## GOAL OF THE EXERCISE
Each line containing the word "UACC" should be found and copied.

## MATERIAL FOR THE TASK
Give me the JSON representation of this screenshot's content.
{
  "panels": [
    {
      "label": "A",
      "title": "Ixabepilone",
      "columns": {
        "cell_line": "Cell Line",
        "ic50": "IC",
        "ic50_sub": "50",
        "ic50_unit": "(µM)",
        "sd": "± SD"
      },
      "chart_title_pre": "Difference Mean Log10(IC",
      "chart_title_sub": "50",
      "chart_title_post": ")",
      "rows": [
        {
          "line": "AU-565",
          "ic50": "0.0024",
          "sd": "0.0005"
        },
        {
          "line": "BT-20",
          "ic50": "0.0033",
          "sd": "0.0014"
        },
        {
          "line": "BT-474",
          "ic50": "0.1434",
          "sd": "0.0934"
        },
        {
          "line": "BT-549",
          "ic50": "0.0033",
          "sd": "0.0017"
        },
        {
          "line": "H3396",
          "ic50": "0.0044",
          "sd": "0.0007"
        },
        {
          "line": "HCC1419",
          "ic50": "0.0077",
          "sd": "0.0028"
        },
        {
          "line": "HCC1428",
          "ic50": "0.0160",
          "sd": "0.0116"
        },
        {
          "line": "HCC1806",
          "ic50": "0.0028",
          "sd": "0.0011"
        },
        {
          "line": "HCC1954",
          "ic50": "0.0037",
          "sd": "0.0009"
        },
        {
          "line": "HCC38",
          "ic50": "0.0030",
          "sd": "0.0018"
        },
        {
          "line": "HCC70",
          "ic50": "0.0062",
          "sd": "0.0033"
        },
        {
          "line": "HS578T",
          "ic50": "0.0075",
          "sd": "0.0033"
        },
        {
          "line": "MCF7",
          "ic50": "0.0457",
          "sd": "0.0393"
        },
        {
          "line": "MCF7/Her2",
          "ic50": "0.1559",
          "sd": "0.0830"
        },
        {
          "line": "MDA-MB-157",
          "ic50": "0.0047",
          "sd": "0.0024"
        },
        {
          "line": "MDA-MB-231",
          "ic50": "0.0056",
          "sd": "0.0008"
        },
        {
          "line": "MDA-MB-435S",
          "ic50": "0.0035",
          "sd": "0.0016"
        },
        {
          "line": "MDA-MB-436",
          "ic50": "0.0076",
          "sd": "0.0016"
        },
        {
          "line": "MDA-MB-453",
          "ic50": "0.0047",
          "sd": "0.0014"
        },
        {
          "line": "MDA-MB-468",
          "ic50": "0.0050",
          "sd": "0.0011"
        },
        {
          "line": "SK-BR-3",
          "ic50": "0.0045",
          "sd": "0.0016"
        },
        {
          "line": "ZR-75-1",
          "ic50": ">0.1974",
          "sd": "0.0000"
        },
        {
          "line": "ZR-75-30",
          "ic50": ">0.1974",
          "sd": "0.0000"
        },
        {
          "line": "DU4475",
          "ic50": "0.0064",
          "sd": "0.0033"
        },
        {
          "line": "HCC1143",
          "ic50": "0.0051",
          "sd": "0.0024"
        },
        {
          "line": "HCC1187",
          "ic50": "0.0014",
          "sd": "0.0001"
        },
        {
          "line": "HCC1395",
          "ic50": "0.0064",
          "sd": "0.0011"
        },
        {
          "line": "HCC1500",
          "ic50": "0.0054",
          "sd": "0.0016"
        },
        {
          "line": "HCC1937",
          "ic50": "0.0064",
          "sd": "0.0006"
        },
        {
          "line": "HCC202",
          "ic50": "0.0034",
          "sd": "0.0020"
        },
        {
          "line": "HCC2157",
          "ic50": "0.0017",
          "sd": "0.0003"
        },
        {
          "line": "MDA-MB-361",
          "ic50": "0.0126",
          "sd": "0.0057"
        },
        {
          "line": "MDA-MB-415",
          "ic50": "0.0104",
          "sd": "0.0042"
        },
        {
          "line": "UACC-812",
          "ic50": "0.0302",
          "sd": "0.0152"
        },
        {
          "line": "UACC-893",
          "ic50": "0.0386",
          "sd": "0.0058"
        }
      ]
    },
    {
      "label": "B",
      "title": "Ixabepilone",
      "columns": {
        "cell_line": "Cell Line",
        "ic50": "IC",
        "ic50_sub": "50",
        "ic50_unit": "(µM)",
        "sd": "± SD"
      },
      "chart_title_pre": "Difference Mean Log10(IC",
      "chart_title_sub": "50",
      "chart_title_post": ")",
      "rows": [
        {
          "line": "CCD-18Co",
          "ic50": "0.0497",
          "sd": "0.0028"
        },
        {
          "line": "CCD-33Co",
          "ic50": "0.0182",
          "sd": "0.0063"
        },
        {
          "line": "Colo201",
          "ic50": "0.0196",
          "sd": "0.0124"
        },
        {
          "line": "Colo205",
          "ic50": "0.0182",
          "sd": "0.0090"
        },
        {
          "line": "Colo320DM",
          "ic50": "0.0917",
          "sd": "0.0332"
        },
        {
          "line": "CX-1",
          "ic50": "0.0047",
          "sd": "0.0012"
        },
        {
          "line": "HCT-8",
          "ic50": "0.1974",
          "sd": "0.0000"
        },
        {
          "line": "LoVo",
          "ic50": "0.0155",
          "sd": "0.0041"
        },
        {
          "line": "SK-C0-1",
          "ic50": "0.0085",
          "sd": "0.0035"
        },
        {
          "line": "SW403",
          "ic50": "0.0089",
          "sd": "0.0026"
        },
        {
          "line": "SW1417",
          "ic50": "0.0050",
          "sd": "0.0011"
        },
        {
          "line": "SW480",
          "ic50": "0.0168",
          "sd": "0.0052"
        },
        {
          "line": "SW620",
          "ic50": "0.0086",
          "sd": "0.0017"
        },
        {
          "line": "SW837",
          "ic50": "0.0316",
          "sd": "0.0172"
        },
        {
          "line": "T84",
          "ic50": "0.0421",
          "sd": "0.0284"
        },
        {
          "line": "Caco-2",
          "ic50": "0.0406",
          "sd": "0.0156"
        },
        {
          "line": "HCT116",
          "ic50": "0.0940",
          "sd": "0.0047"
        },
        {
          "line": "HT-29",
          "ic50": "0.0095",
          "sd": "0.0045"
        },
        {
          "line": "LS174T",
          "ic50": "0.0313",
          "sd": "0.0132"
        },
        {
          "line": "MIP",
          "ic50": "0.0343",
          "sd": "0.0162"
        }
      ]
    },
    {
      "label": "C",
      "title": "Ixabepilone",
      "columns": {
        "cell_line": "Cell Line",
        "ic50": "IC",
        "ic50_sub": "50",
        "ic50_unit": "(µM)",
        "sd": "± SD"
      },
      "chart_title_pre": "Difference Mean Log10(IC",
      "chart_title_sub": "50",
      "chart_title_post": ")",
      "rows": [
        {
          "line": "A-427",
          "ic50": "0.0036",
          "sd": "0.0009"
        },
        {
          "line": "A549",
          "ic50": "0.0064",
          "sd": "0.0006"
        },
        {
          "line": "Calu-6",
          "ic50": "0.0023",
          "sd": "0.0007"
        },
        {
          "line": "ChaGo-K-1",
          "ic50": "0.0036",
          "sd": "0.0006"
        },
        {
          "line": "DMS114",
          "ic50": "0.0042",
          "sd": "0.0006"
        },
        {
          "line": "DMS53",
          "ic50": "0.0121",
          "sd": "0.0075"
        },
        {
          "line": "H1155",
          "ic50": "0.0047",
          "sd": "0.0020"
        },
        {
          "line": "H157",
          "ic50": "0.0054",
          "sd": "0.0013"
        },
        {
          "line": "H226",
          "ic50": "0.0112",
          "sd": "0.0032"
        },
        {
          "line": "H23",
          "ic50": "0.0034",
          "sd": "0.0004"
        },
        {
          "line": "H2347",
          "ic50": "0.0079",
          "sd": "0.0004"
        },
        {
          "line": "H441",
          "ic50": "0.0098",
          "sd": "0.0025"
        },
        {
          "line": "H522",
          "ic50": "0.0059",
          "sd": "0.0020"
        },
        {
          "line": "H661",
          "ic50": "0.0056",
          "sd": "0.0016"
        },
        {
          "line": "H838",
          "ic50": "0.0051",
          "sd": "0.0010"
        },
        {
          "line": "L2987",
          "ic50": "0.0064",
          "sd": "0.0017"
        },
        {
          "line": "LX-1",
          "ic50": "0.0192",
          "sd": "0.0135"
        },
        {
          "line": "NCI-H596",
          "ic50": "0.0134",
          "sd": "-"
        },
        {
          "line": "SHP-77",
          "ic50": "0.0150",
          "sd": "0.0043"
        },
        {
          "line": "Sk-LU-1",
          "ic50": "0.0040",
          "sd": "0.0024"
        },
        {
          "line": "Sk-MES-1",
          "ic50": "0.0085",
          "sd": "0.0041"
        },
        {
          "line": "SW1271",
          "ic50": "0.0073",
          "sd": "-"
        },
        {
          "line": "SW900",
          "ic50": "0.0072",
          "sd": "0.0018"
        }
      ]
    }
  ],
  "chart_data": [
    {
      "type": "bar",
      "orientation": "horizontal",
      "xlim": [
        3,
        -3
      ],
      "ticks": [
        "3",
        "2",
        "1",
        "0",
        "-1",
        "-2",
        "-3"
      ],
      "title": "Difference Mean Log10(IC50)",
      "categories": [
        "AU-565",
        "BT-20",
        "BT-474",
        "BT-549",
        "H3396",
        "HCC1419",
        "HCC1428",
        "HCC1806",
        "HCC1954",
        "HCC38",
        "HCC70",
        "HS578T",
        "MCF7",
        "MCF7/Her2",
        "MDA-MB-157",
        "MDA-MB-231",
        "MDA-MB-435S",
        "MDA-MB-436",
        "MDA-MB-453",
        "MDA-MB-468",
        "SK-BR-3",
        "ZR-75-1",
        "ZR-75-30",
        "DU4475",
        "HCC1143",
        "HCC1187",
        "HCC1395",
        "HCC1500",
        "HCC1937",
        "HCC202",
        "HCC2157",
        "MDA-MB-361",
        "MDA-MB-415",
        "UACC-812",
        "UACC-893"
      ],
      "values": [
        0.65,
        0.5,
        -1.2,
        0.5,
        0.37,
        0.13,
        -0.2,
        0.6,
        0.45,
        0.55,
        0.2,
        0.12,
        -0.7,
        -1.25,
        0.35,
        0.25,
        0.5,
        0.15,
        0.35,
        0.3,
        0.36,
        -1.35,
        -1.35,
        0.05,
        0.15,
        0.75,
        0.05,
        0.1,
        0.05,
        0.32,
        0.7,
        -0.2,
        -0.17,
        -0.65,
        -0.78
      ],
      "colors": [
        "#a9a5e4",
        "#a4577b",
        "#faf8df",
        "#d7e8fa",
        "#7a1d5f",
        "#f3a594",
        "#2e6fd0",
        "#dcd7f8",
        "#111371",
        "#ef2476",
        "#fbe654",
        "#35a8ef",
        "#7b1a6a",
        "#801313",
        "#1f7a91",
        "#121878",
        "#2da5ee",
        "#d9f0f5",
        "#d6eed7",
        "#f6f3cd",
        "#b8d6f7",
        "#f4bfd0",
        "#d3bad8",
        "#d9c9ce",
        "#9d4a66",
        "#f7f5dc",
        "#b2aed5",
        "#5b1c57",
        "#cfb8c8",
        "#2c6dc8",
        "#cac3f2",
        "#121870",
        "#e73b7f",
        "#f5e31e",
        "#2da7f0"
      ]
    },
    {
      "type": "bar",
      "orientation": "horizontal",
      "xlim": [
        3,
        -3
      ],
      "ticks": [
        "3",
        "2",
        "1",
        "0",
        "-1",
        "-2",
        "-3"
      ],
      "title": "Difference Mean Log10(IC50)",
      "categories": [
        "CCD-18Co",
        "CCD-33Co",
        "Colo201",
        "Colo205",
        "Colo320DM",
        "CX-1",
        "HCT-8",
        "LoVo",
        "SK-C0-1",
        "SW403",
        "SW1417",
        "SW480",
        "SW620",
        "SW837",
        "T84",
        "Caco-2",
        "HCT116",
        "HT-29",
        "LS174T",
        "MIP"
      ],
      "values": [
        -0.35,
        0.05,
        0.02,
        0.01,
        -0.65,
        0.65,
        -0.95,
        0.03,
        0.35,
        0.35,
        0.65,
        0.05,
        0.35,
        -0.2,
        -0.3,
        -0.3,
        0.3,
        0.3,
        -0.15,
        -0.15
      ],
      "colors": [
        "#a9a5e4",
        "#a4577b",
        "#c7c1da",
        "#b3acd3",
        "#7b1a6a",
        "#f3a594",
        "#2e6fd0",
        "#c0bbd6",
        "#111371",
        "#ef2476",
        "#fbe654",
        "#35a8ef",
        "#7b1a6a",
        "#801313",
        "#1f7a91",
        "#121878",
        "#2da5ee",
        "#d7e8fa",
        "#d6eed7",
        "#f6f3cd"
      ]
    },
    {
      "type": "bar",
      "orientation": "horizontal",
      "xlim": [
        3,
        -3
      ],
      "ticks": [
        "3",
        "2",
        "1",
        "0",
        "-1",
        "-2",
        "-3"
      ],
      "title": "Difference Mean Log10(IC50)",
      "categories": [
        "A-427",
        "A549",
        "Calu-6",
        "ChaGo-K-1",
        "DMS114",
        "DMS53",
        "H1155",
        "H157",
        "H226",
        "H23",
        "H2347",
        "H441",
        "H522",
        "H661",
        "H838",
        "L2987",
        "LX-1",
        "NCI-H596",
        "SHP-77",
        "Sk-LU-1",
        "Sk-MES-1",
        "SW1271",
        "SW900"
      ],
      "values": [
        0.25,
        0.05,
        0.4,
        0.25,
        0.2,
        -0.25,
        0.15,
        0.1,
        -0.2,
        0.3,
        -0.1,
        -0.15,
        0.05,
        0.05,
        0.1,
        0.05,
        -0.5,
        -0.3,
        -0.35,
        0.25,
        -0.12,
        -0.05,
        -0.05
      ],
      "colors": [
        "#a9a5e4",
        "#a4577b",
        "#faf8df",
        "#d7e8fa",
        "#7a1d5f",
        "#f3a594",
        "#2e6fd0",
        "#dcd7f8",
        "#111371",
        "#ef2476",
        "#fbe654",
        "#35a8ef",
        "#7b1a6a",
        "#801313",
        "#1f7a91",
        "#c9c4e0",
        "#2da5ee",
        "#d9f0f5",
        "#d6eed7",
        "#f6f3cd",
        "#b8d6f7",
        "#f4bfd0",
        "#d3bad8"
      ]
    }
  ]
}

## OUTPUT OF THE EXERCISE
          "line": "UACC-812",
          "line": "UACC-893",
        "UACC-812",
        "UACC-893"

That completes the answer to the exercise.